WHAT IS BEING ASKED -
Give back the full material, exactly as it reads.

Extracted data entries:
*****

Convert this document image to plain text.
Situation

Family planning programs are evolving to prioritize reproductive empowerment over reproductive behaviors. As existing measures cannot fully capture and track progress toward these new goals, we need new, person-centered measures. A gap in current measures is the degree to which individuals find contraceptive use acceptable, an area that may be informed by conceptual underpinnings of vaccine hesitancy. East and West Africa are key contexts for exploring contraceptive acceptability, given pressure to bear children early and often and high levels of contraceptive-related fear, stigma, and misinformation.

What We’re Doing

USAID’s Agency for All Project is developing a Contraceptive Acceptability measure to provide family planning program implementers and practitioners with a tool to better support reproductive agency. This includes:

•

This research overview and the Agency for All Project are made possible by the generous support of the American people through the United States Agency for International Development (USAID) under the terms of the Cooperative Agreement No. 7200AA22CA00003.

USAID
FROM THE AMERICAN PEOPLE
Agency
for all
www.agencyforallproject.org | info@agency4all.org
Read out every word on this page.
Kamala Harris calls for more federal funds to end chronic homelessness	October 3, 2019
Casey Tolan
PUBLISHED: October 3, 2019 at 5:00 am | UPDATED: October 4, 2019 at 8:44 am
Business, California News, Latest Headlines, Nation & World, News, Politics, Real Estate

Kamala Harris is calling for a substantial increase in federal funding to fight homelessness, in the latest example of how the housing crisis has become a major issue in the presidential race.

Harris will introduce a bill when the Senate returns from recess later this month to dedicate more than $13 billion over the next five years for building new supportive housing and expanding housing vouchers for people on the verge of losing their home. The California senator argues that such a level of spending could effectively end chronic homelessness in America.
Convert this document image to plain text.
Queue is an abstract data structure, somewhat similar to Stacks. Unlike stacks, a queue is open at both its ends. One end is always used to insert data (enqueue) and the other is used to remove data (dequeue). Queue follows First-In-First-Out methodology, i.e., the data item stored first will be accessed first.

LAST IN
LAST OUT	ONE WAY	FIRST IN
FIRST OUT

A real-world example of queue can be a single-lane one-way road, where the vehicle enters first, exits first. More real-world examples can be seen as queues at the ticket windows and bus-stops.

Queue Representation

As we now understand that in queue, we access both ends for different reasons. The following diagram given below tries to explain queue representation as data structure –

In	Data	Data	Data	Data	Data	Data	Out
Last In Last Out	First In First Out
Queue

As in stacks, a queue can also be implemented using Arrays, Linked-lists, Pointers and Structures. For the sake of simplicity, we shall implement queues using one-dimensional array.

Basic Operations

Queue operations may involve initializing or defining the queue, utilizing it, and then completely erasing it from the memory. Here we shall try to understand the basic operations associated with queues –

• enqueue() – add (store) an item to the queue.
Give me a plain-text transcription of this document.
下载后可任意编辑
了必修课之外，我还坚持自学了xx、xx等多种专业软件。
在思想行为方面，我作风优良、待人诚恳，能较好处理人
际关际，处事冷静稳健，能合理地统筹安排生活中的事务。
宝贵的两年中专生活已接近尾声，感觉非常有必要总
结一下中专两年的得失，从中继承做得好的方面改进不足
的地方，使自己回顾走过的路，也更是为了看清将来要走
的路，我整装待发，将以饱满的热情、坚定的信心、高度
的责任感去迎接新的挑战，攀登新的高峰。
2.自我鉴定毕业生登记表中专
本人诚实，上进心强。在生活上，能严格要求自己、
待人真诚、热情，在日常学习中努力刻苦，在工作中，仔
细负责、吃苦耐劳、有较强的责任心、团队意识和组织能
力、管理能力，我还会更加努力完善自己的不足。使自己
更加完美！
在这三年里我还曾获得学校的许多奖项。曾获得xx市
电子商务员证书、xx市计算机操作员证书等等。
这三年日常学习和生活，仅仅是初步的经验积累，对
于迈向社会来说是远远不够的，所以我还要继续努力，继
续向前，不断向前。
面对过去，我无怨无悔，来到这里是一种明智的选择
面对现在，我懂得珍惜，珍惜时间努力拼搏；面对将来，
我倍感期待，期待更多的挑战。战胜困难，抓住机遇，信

*****

RESPONSE BELOW -
Convert this document image to plain text.
Situation

Family planning programs are evolving to prioritize reproductive empowerment over reproductive behaviors. As existing measures cannot fully capture and track progress toward these new goals, we need new, person-centered measures. A gap in current measures is the degree to which individuals find contraceptive use acceptable, an area that may be informed by conceptual underpinnings of vaccine hesitancy. East and West Africa are key contexts for exploring contraceptive acceptability, given pressure to bear children early and often and high levels of contraceptive-related fear, stigma, and misinformation.

What We’re Doing

USAID’s Agency for All Project is developing a Contraceptive Acceptability measure to provide family planning program implementers and practitioners with a tool to better support reproductive agency. This includes:

•

This research overview and the Agency for All Project are made possible by the generous support of the American people through the United States Agency for International Development (USAID) under the terms of the Cooperative Agreement No. 7200AA22CA00003.

USAID
FROM THE AMERICAN PEOPLE
Agency
for all
www.agencyforallproject.org | info@agency4all.org
Read out every word on this page.
Kamala Harris calls for more federal funds to end chronic homelessness	October 3, 2019
Casey Tolan
PUBLISHED: October 3, 2019 at 5:00 am | UPDATED: October 4, 2019 at 8:44 am
Business, California News, Latest Headlines, Nation & World, News, Politics, Real Estate

Kamala Harris is calling for a substantial increase in federal funding to fight homelessness, in the latest example of how the housing crisis has become a major issue in the presidential race.

Harris will introduce a bill when the Senate returns from recess later this month to dedicate more than $13 billion over the next five years for building new supportive housing and expanding housing vouchers for people on the verge of losing their home. The California senator argues that such a level of spending could effectively end chronic homelessness in America.
Convert this document image to plain text.
Queue is an abstract data structure, somewhat similar to Stacks. Unlike stacks, a queue is open at both its ends. One end is always used to insert data (enqueue) and the other is used to remove data (dequeue). Queue follows First-In-First-Out methodology, i.e., the data item stored first will be accessed first.

LAST IN
LAST OUT	ONE WAY	FIRST IN
FIRST OUT

A real-world example of queue can be a single-lane one-way road, where the vehicle enters first, exits first. More real-world examples can be seen as queues at the ticket windows and bus-stops.

Queue Representation

As we now understand that in queue, we access both ends for different reasons. The following diagram given below tries to explain queue representation as data structure –

In	Data	Data	Data	Data	Data	Data	Out
Last In Last Out	First In First Out
Queue

As in stacks, a queue can also be implemented using Arrays, Linked-lists, Pointers and Structures. For the sake of simplicity, we shall implement queues using one-dimensional array.

Basic Operations

Queue operations may involve initializing or defining the queue, utilizing it, and then completely erasing it from the memory. Here we shall try to understand the basic operations associated with queues –

• enqueue() – add (store) an item to the queue.
Give me a plain-text transcription of this document.
下载后可任意编辑
了必修课之外，我还坚持自学了xx、xx等多种专业软件。
在思想行为方面，我作风优良、待人诚恳，能较好处理人
际关际，处事冷静稳健，能合理地统筹安排生活中的事务。
宝贵的两年中专生活已接近尾声，感觉非常有必要总
结一下中专两年的得失，从中继承做得好的方面改进不足
的地方，使自己回顾走过的路，也更是为了看清将来要走
的路，我整装待发，将以饱满的热情、坚定的信心、高度
的责任感去迎接新的挑战，攀登新的高峰。
2.自我鉴定毕业生登记表中专
本人诚实，上进心强。在生活上，能严格要求自己、
待人真诚、热情，在日常学习中努力刻苦，在工作中，仔
细负责、吃苦耐劳、有较强的责任心、团队意识和组织能
力、管理能力，我还会更加努力完善自己的不足。使自己
更加完美！
在这三年里我还曾获得学校的许多奖项。曾获得xx市
电子商务员证书、xx市计算机操作员证书等等。
这三年日常学习和生活，仅仅是初步的经验积累，对
于迈向社会来说是远远不够的，所以我还要继续努力，继
续向前，不断向前。
面对过去，我无怨无悔，来到这里是一种明智的选择
面对现在，我懂得珍惜，珍惜时间努力拼搏；面对将来，
我倍感期待，期待更多的挑战。战胜困难，抓住机遇，信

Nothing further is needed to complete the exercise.